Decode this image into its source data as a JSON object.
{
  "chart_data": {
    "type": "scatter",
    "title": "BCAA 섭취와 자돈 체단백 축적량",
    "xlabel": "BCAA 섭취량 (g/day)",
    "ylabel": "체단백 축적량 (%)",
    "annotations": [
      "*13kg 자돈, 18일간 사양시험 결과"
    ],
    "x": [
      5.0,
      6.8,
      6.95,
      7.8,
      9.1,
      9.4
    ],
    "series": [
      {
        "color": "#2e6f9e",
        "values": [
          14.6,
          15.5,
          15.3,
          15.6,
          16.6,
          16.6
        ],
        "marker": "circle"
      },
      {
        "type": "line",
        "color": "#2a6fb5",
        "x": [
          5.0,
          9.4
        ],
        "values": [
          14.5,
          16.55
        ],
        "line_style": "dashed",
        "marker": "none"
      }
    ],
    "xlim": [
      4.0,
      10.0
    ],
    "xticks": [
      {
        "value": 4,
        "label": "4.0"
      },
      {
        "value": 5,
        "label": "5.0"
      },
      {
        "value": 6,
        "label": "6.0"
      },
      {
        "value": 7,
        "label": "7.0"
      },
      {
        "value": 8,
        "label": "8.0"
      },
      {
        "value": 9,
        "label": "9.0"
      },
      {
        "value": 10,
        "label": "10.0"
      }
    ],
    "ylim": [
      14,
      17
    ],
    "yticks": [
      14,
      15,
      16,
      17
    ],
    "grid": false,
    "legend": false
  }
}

■ **Directive**: Print all of the entries exactly as they appear.

■ **Answer to this task**:
Decode this image into its source data as a JSON object.
{
  "chart_data": {
    "type": "scatter",
    "title": "BCAA 섭취와 자돈 체단백 축적량",
    "xlabel": "BCAA 섭취량 (g/day)",
    "ylabel": "체단백 축적량 (%)",
    "annotations": [
      "*13kg 자돈, 18일간 사양시험 결과"
    ],
    "x": [
      5.0,
      6.8,
      6.95,
      7.8,
      9.1,
      9.4
    ],
    "series": [
      {
        "color": "#2e6f9e",
        "values": [
          14.6,
          15.5,
          15.3,
          15.6,
          16.6,
          16.6
        ],
        "marker": "circle"
      },
      {
        "type": "line",
        "color": "#2a6fb5",
        "x": [
          5.0,
          9.4
        ],
        "values": [
          14.5,
          16.55
        ],
        "line_style": "dashed",
        "marker": "none"
      }
    ],
    "xlim": [
      4.0,
      10.0
    ],
    "xticks": [
      {
        "value": 4,
        "label": "4.0"
      },
      {
        "value": 5,
        "label": "5.0"
      },
      {
        "value": 6,
        "label": "6.0"
      },
      {
        "value": 7,
        "label": "7.0"
      },
      {
        "value": 8,
        "label": "8.0"
      },
      {
        "value": 9,
        "label": "9.0"
      },
      {
        "value": 10,
        "label": "10.0"
      }
    ],
    "ylim": [
      14,
      17
    ],
    "yticks": [
      14,
      15,
      16,
      17
    ],
    "grid": false,
    "legend": false
  }
}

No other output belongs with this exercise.